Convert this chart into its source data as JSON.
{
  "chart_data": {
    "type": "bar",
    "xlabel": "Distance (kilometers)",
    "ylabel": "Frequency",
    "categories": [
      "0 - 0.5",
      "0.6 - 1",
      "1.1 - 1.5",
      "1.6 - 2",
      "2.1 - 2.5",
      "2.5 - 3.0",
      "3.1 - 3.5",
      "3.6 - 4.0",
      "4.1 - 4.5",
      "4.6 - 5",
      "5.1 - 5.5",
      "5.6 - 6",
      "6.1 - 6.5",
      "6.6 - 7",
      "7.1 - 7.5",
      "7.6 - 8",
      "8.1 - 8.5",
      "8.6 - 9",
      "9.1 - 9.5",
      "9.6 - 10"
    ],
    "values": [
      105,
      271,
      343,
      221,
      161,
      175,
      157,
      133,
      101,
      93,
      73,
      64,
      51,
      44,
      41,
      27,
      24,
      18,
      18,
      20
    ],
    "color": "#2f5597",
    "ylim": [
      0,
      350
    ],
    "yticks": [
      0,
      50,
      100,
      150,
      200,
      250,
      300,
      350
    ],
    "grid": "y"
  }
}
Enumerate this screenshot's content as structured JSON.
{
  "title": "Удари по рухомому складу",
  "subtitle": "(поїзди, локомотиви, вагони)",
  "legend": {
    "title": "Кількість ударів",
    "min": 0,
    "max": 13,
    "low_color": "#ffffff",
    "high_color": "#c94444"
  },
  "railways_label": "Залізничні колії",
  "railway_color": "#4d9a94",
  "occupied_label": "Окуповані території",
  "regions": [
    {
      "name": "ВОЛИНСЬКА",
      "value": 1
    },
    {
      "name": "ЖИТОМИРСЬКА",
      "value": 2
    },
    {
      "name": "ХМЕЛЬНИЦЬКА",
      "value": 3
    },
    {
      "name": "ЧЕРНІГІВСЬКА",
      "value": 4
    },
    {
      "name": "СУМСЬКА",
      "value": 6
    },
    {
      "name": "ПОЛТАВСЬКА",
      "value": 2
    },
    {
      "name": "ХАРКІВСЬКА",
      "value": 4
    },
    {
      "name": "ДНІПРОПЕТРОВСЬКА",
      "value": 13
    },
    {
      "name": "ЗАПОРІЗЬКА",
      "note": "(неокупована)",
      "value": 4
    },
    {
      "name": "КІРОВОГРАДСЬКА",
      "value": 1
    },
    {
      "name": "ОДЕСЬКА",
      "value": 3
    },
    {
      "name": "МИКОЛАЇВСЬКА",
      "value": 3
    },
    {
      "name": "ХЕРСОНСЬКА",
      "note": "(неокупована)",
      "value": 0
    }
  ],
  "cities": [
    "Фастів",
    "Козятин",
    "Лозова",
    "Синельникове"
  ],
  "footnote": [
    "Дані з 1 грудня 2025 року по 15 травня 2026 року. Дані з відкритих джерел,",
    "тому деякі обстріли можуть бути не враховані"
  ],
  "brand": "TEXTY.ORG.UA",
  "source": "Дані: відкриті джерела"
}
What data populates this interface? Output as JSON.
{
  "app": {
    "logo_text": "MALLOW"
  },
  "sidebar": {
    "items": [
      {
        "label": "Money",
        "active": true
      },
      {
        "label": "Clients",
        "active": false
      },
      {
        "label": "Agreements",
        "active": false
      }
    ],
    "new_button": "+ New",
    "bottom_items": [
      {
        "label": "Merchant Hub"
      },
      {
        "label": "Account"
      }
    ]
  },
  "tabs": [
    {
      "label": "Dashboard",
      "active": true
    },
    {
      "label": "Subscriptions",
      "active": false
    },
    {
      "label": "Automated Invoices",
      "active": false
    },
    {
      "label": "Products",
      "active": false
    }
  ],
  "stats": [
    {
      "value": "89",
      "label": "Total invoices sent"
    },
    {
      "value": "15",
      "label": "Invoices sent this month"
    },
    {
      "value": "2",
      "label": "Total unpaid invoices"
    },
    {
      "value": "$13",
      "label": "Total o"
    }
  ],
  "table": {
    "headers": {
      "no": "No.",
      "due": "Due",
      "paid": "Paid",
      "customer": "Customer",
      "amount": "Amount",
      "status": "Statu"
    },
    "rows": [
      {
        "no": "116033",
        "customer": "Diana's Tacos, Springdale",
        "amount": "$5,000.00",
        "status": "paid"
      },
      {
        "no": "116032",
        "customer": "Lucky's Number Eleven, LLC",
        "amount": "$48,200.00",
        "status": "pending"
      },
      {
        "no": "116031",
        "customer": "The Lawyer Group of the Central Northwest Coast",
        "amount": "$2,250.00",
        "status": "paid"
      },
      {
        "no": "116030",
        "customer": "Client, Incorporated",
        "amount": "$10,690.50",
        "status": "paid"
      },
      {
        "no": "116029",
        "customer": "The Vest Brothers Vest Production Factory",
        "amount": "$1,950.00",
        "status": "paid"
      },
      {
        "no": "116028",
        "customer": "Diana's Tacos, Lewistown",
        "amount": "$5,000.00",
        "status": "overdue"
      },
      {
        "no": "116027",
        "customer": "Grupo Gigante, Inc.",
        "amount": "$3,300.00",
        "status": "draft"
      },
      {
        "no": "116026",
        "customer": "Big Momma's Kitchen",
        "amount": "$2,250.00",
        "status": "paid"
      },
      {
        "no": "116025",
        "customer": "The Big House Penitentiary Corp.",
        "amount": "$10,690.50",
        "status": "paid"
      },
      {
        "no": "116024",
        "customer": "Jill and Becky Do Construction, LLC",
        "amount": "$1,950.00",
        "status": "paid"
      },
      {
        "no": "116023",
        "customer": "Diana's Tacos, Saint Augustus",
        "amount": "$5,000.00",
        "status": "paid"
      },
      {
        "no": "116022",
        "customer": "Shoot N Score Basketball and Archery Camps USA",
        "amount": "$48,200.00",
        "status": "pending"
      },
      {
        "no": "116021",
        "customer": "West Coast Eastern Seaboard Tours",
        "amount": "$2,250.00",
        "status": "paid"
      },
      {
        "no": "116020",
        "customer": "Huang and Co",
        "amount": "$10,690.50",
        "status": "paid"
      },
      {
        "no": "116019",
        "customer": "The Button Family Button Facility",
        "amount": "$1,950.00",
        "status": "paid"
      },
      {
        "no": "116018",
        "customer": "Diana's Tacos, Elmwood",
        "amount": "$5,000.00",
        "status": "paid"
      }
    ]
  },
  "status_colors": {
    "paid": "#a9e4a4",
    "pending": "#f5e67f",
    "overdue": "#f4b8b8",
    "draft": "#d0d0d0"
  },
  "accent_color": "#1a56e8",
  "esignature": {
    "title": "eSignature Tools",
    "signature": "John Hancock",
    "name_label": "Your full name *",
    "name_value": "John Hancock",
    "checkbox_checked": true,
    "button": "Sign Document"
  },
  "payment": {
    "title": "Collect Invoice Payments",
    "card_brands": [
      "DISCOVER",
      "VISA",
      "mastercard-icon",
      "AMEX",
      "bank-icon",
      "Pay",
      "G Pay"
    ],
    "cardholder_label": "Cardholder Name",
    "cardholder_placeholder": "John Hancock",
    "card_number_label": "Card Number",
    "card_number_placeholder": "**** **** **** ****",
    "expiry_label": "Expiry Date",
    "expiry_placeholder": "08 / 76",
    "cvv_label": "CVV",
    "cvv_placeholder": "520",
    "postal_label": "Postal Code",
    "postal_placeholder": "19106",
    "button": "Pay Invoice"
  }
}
--------
• What you need to do
Working from the listing above, pick out every line that has "Diana" and copy it.

• Solution for this problem
        "customer": "Diana's Tacos, Springdale",
        "customer": "Diana's Tacos, Lewistown",
        "customer": "Diana's Tacos, Saint Augustus",
        "customer": "Diana's Tacos, Elmwood",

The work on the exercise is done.